#### The problem
All the data below goes into the copy word for word, but the pictures don't.

— begin —

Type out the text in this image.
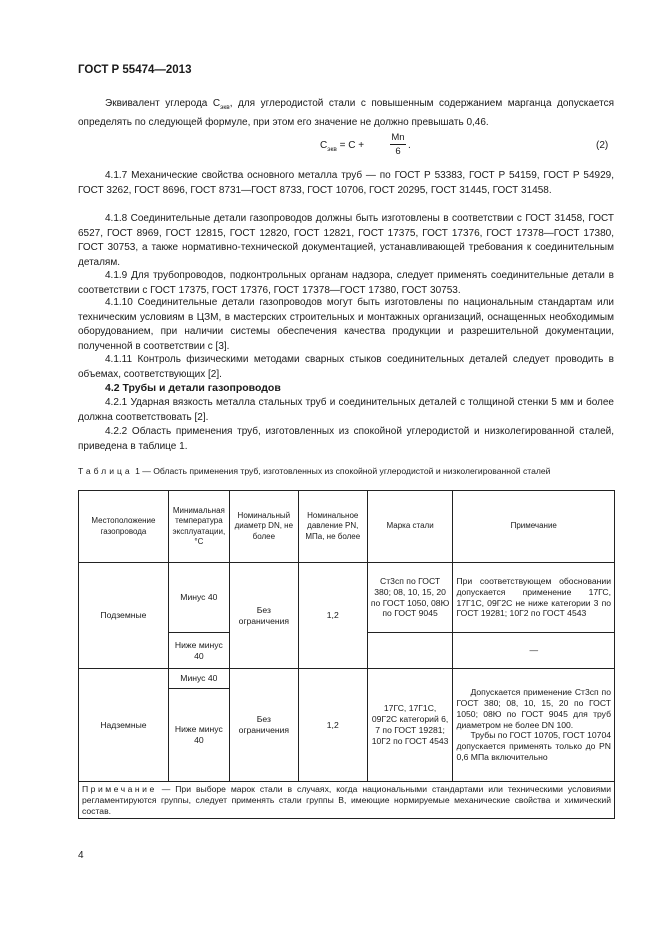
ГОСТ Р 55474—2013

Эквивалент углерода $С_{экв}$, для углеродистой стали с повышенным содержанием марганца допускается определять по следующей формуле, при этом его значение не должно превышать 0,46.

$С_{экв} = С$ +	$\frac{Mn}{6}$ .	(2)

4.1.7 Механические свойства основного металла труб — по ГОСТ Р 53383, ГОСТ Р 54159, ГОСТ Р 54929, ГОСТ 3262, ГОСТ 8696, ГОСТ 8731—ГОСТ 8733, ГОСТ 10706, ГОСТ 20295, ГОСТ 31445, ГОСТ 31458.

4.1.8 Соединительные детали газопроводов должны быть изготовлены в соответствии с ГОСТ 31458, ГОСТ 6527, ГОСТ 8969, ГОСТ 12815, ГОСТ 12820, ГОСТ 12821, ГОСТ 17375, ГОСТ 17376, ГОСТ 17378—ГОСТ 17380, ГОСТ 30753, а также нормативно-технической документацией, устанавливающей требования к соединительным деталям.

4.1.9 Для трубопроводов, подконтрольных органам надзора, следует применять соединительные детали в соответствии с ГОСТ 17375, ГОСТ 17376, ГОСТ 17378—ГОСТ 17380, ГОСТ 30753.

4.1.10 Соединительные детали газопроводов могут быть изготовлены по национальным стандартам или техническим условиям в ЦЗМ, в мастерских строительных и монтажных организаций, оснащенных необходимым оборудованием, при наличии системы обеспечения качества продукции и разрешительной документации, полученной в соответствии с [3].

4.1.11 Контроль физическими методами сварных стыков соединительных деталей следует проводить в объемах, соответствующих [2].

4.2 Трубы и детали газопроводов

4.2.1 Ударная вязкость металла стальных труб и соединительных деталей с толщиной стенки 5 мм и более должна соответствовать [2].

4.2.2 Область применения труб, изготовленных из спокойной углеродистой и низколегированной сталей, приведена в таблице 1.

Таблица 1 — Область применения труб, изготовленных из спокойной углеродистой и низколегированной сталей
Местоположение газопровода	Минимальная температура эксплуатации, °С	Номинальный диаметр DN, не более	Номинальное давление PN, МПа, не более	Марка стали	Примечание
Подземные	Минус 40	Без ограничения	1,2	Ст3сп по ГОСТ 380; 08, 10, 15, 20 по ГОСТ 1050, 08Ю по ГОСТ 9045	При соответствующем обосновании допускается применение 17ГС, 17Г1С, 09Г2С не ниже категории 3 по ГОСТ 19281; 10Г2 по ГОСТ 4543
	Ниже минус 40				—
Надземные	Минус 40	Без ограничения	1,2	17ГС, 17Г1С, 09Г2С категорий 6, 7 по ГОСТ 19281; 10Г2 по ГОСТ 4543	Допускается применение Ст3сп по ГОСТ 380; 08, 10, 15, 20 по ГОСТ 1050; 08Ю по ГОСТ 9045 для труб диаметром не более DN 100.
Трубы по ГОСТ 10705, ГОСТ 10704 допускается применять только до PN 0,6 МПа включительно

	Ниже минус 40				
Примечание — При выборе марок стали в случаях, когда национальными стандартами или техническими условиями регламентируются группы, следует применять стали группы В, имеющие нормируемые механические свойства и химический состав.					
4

— end —

#### Answer to this problem
Type out the text in this image.
ГОСТ Р 55474—2013

Эквивалент углерода $С_{экв}$, для углеродистой стали с повышенным содержанием марганца допускается определять по следующей формуле, при этом его значение не должно превышать 0,46.

$С_{экв} = С$ +	$\frac{Mn}{6}$ .	(2)

4.1.7 Механические свойства основного металла труб — по ГОСТ Р 53383, ГОСТ Р 54159, ГОСТ Р 54929, ГОСТ 3262, ГОСТ 8696, ГОСТ 8731—ГОСТ 8733, ГОСТ 10706, ГОСТ 20295, ГОСТ 31445, ГОСТ 31458.

4.1.8 Соединительные детали газопроводов должны быть изготовлены в соответствии с ГОСТ 31458, ГОСТ 6527, ГОСТ 8969, ГОСТ 12815, ГОСТ 12820, ГОСТ 12821, ГОСТ 17375, ГОСТ 17376, ГОСТ 17378—ГОСТ 17380, ГОСТ 30753, а также нормативно-технической документацией, устанавливающей требования к соединительным деталям.

4.1.9 Для трубопроводов, подконтрольных органам надзора, следует применять соединительные детали в соответствии с ГОСТ 17375, ГОСТ 17376, ГОСТ 17378—ГОСТ 17380, ГОСТ 30753.

4.1.10 Соединительные детали газопроводов могут быть изготовлены по национальным стандартам или техническим условиям в ЦЗМ, в мастерских строительных и монтажных организаций, оснащенных необходимым оборудованием, при наличии системы обеспечения качества продукции и разрешительной документации, полученной в соответствии с [3].

4.1.11 Контроль физическими методами сварных стыков соединительных деталей следует проводить в объемах, соответствующих [2].

4.2 Трубы и детали газопроводов

4.2.1 Ударная вязкость металла стальных труб и соединительных деталей с толщиной стенки 5 мм и более должна соответствовать [2].

4.2.2 Область применения труб, изготовленных из спокойной углеродистой и низколегированной сталей, приведена в таблице 1.

Таблица 1 — Область применения труб, изготовленных из спокойной углеродистой и низколегированной сталей
Местоположение газопровода	Минимальная температура эксплуатации, °С	Номинальный диаметр DN, не более	Номинальное давление PN, МПа, не более	Марка стали	Примечание
Подземные	Минус 40	Без ограничения	1,2	Ст3сп по ГОСТ 380; 08, 10, 15, 20 по ГОСТ 1050, 08Ю по ГОСТ 9045	При соответствующем обосновании допускается применение 17ГС, 17Г1С, 09Г2С не ниже категории 3 по ГОСТ 19281; 10Г2 по ГОСТ 4543
	Ниже минус 40				—
Надземные	Минус 40	Без ограничения	1,2	17ГС, 17Г1С, 09Г2С категорий 6, 7 по ГОСТ 19281; 10Г2 по ГОСТ 4543	Допускается применение Ст3сп по ГОСТ 380; 08, 10, 15, 20 по ГОСТ 1050; 08Ю по ГОСТ 9045 для труб диаметром не более DN 100.
Трубы по ГОСТ 10705, ГОСТ 10704 допускается применять только до PN 0,6 МПа включительно

	Ниже минус 40				
Примечание — При выборе марок стали в случаях, когда национальными стандартами или техническими условиями регламентируются группы, следует применять стали группы В, имеющие нормируемые механические свойства и химический состав.					
4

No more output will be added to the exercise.